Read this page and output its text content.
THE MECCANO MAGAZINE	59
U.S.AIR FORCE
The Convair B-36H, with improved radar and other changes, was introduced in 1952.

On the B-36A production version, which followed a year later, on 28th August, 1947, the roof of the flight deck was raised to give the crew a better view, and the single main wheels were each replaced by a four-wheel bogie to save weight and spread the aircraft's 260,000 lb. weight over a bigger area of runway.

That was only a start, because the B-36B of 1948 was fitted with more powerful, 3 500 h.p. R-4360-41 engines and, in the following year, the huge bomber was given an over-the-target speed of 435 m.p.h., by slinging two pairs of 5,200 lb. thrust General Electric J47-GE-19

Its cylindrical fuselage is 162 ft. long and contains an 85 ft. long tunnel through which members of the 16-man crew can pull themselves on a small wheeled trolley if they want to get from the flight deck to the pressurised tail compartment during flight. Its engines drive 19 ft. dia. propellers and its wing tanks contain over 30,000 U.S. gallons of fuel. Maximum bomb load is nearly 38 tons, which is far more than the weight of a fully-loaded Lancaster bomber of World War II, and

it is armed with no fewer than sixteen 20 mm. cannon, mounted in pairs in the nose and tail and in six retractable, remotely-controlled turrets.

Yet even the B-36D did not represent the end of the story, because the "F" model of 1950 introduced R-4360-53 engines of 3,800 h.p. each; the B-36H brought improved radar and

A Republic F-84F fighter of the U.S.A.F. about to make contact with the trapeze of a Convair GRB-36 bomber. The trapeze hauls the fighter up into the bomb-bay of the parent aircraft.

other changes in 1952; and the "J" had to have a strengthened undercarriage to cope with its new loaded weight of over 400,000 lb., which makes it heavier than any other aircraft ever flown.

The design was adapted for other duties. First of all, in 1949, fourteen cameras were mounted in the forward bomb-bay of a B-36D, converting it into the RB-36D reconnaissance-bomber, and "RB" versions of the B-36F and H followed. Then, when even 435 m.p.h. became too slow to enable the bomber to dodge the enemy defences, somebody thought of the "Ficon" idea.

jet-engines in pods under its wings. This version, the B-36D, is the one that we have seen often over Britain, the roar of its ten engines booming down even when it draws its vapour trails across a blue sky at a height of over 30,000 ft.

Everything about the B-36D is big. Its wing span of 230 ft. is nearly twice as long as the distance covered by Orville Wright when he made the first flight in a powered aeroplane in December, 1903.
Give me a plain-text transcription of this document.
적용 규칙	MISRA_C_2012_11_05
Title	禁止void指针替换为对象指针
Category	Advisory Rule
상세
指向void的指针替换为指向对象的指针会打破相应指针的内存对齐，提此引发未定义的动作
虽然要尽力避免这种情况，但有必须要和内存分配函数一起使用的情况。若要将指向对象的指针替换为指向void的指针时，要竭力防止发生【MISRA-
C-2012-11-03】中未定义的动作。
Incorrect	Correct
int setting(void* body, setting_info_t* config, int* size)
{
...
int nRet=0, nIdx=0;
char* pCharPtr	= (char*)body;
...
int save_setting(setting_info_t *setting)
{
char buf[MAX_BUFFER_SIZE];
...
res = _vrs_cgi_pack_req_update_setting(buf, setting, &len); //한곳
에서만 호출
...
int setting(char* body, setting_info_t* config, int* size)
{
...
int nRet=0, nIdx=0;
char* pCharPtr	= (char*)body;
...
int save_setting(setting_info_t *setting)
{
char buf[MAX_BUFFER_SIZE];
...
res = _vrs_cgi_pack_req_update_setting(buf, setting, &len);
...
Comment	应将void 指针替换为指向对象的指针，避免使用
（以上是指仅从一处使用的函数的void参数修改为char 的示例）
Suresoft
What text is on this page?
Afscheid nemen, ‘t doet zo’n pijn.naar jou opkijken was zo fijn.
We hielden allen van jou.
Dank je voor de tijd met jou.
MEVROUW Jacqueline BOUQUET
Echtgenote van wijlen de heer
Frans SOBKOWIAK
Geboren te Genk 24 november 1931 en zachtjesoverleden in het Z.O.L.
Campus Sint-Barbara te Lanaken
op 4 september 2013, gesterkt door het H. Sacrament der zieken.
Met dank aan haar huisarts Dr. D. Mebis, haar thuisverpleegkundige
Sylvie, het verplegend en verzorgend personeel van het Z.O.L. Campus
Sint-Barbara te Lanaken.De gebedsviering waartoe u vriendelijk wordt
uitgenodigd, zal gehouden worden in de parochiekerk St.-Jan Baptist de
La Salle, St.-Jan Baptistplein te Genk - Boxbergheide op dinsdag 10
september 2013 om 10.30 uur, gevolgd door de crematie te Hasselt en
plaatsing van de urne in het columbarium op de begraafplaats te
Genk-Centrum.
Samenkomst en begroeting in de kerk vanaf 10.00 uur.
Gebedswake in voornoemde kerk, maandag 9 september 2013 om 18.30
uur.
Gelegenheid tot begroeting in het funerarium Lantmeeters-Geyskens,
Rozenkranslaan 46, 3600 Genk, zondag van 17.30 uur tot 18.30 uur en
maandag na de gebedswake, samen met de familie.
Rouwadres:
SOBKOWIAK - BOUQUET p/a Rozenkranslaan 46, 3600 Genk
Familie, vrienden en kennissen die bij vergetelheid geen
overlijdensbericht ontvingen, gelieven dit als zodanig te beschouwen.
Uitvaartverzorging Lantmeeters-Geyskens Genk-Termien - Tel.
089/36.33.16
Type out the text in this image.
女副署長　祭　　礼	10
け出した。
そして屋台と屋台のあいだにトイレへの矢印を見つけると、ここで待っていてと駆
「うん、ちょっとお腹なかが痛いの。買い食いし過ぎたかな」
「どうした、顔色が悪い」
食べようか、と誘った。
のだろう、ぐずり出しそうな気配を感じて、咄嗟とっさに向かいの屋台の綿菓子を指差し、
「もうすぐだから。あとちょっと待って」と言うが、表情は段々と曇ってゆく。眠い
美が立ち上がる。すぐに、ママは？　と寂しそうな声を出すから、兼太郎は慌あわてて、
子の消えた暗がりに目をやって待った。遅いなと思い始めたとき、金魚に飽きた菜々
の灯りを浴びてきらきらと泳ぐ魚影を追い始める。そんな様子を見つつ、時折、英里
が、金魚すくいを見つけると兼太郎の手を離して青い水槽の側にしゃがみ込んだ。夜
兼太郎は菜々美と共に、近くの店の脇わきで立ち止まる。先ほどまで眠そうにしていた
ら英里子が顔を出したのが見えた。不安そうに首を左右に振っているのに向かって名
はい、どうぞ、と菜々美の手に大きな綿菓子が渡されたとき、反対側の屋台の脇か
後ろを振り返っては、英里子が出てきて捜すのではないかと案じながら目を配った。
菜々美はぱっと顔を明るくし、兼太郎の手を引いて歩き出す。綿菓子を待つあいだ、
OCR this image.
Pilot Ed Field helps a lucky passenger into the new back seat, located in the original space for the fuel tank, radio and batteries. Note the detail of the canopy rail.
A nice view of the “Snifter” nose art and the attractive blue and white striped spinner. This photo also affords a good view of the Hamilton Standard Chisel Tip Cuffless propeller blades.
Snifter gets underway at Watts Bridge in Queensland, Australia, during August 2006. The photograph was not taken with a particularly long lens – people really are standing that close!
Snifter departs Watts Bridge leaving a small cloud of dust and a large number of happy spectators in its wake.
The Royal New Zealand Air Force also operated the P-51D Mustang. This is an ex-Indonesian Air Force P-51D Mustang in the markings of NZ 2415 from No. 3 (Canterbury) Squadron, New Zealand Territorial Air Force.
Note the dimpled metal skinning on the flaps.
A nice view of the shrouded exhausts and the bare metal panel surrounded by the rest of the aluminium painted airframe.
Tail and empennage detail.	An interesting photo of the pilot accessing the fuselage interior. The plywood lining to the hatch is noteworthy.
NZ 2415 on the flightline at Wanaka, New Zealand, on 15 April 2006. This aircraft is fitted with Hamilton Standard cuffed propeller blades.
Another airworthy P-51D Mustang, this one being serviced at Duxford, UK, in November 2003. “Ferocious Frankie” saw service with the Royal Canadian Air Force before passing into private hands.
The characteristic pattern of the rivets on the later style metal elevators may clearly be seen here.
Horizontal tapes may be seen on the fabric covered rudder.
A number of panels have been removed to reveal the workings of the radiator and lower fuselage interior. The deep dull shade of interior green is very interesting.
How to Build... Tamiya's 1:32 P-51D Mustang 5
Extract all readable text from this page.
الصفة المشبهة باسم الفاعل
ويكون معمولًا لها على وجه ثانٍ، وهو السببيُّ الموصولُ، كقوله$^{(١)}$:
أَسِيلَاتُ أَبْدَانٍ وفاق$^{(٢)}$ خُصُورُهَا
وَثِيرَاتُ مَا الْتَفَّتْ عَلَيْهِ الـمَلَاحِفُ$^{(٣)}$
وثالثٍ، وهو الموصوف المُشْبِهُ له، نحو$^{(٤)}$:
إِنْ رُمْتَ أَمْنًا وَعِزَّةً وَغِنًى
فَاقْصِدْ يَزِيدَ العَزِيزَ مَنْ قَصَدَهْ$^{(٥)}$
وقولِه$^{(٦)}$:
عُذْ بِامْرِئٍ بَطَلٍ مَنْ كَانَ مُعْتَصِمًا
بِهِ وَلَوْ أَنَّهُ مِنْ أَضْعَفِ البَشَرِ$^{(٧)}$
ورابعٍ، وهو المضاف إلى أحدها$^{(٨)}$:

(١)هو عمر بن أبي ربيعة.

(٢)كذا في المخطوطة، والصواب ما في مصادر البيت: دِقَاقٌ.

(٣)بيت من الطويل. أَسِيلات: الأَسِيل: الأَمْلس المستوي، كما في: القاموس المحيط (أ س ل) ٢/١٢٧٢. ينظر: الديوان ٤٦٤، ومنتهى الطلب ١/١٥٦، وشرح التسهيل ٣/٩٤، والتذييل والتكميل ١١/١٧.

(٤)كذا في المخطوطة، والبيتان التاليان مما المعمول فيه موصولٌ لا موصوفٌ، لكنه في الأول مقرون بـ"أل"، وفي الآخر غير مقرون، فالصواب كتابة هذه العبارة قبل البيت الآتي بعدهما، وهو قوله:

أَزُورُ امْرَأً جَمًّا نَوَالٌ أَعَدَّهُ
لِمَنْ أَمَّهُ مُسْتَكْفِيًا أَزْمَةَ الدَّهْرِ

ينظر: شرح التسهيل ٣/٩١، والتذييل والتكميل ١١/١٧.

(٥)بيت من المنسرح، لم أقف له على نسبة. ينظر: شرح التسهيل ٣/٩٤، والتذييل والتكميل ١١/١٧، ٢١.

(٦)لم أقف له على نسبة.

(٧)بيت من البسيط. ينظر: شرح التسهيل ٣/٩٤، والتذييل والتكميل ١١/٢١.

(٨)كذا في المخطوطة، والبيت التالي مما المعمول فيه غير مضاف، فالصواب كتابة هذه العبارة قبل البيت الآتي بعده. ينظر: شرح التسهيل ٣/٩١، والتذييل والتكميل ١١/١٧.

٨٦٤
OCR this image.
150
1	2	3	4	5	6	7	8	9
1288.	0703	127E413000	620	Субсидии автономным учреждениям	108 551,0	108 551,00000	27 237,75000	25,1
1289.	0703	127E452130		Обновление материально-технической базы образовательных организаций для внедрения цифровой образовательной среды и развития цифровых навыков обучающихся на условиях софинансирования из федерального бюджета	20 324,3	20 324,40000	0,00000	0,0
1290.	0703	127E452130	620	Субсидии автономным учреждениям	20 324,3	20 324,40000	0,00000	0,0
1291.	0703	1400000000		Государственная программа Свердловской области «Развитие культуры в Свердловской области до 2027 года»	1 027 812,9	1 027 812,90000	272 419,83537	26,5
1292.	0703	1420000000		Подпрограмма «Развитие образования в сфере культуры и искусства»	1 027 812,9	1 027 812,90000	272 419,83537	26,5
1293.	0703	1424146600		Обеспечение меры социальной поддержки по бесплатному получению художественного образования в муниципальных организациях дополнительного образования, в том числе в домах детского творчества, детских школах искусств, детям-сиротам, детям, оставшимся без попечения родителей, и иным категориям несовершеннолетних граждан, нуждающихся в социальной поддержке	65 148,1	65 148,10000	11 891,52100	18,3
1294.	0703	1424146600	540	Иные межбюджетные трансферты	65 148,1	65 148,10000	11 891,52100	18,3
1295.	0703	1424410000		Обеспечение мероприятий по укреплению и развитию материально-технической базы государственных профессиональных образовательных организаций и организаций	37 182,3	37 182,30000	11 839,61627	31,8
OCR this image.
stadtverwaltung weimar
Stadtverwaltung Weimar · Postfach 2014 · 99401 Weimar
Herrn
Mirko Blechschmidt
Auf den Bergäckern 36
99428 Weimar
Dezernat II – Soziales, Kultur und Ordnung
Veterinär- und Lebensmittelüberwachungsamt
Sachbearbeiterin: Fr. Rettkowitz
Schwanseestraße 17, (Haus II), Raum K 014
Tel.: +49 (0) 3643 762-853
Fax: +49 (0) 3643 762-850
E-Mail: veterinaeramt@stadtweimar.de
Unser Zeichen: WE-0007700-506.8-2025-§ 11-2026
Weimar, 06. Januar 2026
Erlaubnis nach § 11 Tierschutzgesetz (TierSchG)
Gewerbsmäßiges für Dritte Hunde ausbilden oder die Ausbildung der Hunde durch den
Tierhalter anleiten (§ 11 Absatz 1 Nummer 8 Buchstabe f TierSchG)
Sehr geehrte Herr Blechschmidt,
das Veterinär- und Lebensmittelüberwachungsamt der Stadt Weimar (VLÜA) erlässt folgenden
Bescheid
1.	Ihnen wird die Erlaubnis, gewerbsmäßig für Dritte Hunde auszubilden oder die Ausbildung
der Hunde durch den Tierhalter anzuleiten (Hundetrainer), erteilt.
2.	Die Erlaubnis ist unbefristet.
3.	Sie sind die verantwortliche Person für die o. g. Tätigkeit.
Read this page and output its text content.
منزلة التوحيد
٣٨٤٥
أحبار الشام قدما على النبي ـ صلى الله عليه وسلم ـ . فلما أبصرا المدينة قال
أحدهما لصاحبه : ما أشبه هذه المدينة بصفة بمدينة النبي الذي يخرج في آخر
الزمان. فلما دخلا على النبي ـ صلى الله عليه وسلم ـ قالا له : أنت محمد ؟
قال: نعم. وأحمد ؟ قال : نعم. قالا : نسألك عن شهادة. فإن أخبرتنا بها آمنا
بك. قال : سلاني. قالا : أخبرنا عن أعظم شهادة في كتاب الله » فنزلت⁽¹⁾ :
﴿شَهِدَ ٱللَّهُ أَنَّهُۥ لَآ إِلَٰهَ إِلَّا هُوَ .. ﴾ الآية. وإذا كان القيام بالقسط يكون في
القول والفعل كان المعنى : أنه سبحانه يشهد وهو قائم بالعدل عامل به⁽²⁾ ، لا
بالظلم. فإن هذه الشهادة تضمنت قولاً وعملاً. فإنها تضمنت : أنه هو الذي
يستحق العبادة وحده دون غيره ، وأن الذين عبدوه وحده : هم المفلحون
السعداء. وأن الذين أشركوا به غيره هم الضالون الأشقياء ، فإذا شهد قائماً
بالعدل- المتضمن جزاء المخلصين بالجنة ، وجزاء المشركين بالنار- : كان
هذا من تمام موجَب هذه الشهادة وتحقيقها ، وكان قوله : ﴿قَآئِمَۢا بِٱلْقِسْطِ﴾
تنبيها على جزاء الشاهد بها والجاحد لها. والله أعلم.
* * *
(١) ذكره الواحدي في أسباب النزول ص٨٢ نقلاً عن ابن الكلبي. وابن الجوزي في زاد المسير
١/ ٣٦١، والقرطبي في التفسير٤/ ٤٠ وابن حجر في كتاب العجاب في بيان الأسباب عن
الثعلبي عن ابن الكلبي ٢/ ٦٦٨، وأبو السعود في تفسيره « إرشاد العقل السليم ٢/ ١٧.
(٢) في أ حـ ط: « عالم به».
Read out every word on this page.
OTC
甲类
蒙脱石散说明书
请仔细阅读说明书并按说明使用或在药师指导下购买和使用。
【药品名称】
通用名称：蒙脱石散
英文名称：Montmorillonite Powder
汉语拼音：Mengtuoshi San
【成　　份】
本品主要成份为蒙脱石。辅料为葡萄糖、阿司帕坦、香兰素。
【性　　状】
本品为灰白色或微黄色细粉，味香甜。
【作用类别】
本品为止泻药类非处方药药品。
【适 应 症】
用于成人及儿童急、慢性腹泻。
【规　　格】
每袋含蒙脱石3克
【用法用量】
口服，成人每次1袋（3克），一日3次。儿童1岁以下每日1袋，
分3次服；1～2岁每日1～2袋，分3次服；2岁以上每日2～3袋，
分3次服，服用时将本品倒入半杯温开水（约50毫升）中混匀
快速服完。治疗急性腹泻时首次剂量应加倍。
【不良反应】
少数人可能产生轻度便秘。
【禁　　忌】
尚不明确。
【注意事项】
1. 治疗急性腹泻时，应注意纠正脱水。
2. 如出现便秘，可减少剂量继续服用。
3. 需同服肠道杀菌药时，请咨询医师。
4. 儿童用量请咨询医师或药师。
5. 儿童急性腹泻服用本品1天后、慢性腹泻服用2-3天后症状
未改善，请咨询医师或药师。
━━━━━━
● **YOUR OBJECTIVE**
Only lines with "وابن" are wanted here; list each of them.

● **THE RESPONSE**
(١) ذكره الواحدي في أسباب النزول ص٨٢ نقلاً عن ابن الكلبي. وابن الجوزي في زاد المسير
١/ ٣٦١، والقرطبي في التفسير٤/ ٤٠ وابن حجر في كتاب العجاب في بيان الأسباب عن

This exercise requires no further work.